Task prompt> Reproduce the entire listing word for word.
#### Material for this exercise ####
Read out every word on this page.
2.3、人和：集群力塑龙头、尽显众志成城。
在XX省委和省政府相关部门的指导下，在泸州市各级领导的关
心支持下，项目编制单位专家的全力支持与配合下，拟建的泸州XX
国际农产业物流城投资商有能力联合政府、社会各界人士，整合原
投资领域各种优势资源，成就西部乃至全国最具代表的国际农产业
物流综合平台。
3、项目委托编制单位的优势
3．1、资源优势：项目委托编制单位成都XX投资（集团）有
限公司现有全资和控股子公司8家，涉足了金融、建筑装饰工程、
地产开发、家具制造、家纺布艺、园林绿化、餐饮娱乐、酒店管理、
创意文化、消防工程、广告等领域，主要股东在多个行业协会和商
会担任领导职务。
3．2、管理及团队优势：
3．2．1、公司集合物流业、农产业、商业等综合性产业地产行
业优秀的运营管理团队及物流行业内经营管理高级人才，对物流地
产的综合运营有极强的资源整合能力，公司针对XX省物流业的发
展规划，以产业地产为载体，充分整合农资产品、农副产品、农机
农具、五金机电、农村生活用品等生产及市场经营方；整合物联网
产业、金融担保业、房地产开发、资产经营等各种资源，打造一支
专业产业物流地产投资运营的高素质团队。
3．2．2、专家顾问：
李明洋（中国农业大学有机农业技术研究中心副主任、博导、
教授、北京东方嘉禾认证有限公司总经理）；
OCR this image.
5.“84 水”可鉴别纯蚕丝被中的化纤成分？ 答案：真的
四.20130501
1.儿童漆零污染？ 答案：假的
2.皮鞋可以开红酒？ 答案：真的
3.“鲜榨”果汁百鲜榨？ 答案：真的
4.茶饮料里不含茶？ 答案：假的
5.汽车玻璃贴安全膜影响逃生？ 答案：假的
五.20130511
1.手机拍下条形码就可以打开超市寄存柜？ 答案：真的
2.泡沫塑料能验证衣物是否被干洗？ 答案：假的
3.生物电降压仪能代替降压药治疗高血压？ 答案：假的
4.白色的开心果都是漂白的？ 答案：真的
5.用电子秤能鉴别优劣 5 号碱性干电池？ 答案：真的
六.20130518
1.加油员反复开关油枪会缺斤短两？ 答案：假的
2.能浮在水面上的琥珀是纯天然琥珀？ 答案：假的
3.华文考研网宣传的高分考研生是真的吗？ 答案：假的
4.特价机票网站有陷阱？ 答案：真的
####
Result of the exercise>
Read out every word on this page.
2.3、人和：集群力塑龙头、尽显众志成城。
在XX省委和省政府相关部门的指导下，在泸州市各级领导的关
心支持下，项目编制单位专家的全力支持与配合下，拟建的泸州XX
国际农产业物流城投资商有能力联合政府、社会各界人士，整合原
投资领域各种优势资源，成就西部乃至全国最具代表的国际农产业
物流综合平台。
3、项目委托编制单位的优势
3．1、资源优势：项目委托编制单位成都XX投资（集团）有
限公司现有全资和控股子公司8家，涉足了金融、建筑装饰工程、
地产开发、家具制造、家纺布艺、园林绿化、餐饮娱乐、酒店管理、
创意文化、消防工程、广告等领域，主要股东在多个行业协会和商
会担任领导职务。
3．2、管理及团队优势：
3．2．1、公司集合物流业、农产业、商业等综合性产业地产行
业优秀的运营管理团队及物流行业内经营管理高级人才，对物流地
产的综合运营有极强的资源整合能力，公司针对XX省物流业的发
展规划，以产业地产为载体，充分整合农资产品、农副产品、农机
农具、五金机电、农村生活用品等生产及市场经营方；整合物联网
产业、金融担保业、房地产开发、资产经营等各种资源，打造一支
专业产业物流地产投资运营的高素质团队。
3．2．2、专家顾问：
李明洋（中国农业大学有机农业技术研究中心副主任、博导、
教授、北京东方嘉禾认证有限公司总经理）；
OCR this image.
5.“84 水”可鉴别纯蚕丝被中的化纤成分？ 答案：真的
四.20130501
1.儿童漆零污染？ 答案：假的
2.皮鞋可以开红酒？ 答案：真的
3.“鲜榨”果汁百鲜榨？ 答案：真的
4.茶饮料里不含茶？ 答案：假的
5.汽车玻璃贴安全膜影响逃生？ 答案：假的
五.20130511
1.手机拍下条形码就可以打开超市寄存柜？ 答案：真的
2.泡沫塑料能验证衣物是否被干洗？ 答案：假的
3.生物电降压仪能代替降压药治疗高血压？ 答案：假的
4.白色的开心果都是漂白的？ 答案：真的
5.用电子秤能鉴别优劣 5 号碱性干电池？ 答案：真的
六.20130518
1.加油员反复开关油枪会缺斤短两？ 答案：假的
2.能浮在水面上的琥珀是纯天然琥珀？ 答案：假的
3.华文考研网宣传的高分考研生是真的吗？ 答案：假的
4.特价机票网站有陷阱？ 答案：真的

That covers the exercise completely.